== EXERCISE MATERIALS

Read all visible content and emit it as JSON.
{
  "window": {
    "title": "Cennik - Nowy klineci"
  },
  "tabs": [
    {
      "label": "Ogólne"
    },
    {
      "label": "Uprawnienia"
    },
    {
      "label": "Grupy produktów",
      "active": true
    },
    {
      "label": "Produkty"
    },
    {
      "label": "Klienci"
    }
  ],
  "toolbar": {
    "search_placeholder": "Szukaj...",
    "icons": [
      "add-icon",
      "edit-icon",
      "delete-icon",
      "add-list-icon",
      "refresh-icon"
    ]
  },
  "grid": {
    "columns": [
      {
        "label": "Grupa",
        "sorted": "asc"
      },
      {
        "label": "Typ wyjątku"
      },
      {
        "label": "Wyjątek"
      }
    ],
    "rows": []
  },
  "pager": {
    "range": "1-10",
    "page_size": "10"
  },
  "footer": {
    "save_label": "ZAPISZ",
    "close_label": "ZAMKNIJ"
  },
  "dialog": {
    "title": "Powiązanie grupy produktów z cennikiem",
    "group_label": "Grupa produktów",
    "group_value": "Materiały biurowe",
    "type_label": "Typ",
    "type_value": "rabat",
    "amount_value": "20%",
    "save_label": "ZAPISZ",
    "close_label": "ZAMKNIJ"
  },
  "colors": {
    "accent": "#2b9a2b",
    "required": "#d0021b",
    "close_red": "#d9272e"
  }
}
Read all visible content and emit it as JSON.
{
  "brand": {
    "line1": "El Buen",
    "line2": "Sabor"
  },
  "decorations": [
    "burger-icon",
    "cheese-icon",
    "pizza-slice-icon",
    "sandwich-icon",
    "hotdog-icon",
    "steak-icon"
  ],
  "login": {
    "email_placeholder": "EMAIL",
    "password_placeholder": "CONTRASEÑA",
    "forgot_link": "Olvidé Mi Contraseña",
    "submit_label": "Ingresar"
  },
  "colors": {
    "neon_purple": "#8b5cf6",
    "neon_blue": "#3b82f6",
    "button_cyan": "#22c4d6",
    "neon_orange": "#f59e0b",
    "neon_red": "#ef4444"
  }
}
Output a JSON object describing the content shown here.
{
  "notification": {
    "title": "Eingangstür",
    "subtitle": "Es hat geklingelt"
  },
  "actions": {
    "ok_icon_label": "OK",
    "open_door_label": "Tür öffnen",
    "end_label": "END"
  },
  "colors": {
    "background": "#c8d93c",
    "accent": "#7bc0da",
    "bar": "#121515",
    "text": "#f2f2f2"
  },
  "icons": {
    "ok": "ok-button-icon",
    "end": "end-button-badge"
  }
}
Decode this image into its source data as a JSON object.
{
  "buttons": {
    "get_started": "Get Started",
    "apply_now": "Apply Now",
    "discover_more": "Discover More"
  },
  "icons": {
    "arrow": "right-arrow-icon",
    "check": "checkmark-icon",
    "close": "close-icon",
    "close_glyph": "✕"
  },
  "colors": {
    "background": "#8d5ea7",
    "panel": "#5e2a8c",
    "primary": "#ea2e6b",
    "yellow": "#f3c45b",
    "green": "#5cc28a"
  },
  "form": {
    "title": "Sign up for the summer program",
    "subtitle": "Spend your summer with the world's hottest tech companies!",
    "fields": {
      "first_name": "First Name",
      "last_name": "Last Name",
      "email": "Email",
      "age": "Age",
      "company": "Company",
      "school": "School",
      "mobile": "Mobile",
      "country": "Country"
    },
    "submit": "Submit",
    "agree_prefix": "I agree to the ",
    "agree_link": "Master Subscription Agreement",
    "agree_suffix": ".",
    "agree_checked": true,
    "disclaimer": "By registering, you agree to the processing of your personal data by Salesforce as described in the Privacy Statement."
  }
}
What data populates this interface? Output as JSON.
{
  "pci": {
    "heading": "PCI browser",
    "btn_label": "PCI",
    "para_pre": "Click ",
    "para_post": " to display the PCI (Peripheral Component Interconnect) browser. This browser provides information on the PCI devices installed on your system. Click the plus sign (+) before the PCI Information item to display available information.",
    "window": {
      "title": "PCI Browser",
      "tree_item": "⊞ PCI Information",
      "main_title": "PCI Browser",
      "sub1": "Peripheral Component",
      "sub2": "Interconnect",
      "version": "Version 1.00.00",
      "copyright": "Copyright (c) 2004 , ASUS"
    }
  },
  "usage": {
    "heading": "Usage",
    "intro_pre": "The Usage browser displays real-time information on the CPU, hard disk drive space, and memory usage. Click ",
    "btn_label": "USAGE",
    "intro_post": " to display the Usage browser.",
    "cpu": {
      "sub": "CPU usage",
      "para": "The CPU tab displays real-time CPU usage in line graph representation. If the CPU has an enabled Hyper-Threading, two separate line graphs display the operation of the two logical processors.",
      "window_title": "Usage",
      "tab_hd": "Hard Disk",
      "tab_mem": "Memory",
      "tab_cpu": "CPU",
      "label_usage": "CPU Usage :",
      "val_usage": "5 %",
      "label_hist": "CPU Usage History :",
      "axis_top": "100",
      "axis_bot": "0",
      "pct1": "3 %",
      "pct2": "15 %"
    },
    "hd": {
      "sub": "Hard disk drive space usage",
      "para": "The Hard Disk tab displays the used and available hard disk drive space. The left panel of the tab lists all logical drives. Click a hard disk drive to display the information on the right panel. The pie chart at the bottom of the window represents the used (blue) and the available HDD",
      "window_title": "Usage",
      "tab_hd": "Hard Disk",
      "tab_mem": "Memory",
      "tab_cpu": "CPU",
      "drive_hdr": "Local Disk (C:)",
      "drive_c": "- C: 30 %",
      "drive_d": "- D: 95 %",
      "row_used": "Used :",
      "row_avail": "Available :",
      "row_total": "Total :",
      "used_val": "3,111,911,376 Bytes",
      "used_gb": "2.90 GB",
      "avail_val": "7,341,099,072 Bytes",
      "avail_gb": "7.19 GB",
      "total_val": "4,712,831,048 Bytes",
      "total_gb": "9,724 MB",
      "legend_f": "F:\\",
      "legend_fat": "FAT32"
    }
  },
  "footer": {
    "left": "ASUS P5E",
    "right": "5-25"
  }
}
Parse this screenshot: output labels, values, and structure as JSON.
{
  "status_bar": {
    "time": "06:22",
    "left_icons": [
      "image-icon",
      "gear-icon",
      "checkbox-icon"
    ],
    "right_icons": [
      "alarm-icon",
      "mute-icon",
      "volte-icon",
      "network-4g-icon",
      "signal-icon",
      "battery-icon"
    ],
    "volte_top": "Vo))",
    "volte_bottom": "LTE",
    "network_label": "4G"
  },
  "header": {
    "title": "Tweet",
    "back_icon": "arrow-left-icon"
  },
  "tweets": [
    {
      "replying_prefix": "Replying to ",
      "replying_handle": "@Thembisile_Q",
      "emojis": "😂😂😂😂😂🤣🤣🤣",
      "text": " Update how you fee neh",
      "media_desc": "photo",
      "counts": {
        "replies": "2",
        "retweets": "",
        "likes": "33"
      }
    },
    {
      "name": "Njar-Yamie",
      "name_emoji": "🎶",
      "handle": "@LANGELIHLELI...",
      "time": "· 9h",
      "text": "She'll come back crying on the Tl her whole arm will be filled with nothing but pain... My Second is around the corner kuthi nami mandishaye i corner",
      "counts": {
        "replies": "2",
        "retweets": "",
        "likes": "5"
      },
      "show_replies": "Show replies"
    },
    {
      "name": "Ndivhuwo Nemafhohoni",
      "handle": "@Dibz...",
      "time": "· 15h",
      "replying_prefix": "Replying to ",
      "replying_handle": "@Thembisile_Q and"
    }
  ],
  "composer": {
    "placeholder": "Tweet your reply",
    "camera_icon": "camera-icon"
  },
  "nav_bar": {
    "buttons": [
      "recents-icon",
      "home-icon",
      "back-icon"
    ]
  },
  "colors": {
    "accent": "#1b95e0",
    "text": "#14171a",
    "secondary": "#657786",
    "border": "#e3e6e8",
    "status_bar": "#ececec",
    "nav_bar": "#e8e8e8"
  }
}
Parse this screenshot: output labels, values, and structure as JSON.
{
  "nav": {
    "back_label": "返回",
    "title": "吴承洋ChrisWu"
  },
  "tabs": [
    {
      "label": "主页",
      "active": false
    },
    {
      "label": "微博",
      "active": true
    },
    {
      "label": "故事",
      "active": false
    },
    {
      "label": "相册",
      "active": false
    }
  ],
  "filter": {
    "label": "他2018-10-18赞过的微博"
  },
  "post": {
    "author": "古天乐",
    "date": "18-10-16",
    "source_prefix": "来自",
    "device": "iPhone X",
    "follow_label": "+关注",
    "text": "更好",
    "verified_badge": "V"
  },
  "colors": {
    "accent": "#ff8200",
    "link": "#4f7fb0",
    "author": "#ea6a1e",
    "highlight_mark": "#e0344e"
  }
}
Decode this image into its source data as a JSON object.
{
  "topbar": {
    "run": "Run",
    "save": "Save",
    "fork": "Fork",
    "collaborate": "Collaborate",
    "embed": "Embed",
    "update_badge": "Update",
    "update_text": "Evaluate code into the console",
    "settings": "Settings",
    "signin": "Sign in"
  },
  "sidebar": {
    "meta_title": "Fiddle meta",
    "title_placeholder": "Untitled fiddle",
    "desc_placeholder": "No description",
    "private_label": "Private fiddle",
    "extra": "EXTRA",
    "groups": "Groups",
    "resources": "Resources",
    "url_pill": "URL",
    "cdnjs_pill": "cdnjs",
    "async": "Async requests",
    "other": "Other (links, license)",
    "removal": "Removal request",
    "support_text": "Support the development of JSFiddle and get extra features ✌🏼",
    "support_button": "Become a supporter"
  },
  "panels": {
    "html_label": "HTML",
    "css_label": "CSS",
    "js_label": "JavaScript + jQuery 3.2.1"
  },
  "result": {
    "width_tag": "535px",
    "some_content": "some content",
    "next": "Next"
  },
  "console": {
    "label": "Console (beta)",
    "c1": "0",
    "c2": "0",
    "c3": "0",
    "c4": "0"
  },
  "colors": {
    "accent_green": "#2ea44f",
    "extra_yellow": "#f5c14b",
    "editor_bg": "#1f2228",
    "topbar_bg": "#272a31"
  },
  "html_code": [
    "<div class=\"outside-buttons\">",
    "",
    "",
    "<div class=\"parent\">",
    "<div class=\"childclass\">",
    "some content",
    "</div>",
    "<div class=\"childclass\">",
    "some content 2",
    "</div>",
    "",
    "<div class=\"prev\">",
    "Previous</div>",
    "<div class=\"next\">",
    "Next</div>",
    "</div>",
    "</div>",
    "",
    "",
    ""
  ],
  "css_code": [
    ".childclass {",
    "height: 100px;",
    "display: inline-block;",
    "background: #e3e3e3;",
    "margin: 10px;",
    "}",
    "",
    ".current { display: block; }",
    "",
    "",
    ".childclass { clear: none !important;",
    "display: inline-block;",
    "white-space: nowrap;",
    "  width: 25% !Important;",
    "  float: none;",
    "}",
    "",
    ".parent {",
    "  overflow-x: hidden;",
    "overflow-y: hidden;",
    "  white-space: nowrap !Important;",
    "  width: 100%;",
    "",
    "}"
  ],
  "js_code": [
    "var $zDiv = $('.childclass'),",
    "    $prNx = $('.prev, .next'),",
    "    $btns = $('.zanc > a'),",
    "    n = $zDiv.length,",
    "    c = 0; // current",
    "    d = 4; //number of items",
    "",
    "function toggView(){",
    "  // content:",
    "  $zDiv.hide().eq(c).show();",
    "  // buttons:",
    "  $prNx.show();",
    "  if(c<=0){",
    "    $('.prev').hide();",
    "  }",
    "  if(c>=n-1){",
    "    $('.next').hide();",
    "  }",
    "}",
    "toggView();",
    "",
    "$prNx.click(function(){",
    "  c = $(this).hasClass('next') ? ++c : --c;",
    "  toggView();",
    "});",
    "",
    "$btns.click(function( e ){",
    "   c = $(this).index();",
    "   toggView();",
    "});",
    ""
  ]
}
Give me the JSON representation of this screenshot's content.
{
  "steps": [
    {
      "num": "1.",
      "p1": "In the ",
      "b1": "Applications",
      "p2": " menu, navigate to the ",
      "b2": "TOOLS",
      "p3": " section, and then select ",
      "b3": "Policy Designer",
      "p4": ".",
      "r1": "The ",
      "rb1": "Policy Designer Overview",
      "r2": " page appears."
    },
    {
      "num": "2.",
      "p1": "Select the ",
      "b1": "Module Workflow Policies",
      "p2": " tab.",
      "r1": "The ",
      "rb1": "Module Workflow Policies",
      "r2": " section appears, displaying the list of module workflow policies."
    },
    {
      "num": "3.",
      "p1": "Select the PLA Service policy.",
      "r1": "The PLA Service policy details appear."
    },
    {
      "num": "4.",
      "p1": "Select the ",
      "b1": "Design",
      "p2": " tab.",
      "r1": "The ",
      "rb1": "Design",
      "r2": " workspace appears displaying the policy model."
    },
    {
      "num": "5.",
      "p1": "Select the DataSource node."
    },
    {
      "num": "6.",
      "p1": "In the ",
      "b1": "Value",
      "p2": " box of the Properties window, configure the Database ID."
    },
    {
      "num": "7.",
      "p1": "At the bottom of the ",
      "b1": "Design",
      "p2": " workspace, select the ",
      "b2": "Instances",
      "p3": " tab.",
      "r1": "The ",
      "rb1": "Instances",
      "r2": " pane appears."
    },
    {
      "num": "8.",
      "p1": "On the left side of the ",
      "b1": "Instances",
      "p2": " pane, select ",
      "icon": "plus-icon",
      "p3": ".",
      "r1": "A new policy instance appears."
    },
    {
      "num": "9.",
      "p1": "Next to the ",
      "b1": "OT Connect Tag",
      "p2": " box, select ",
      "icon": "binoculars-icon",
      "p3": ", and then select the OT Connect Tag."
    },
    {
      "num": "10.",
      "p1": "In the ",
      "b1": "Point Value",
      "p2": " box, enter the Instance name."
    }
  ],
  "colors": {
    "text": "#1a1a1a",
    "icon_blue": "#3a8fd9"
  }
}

====

DIRECTION ::
Lines of the material that contain the word "with" are to be gathered.

RESULT OF THIS EXERCISE ::
    "subtitle": "Spend your summer with the world's hottest tech companies!",
      "text": "She'll come back crying on the Tl her whole arm will be filled with nothing but pain... My Second is around the corner kuthi nami mandishaye i corner",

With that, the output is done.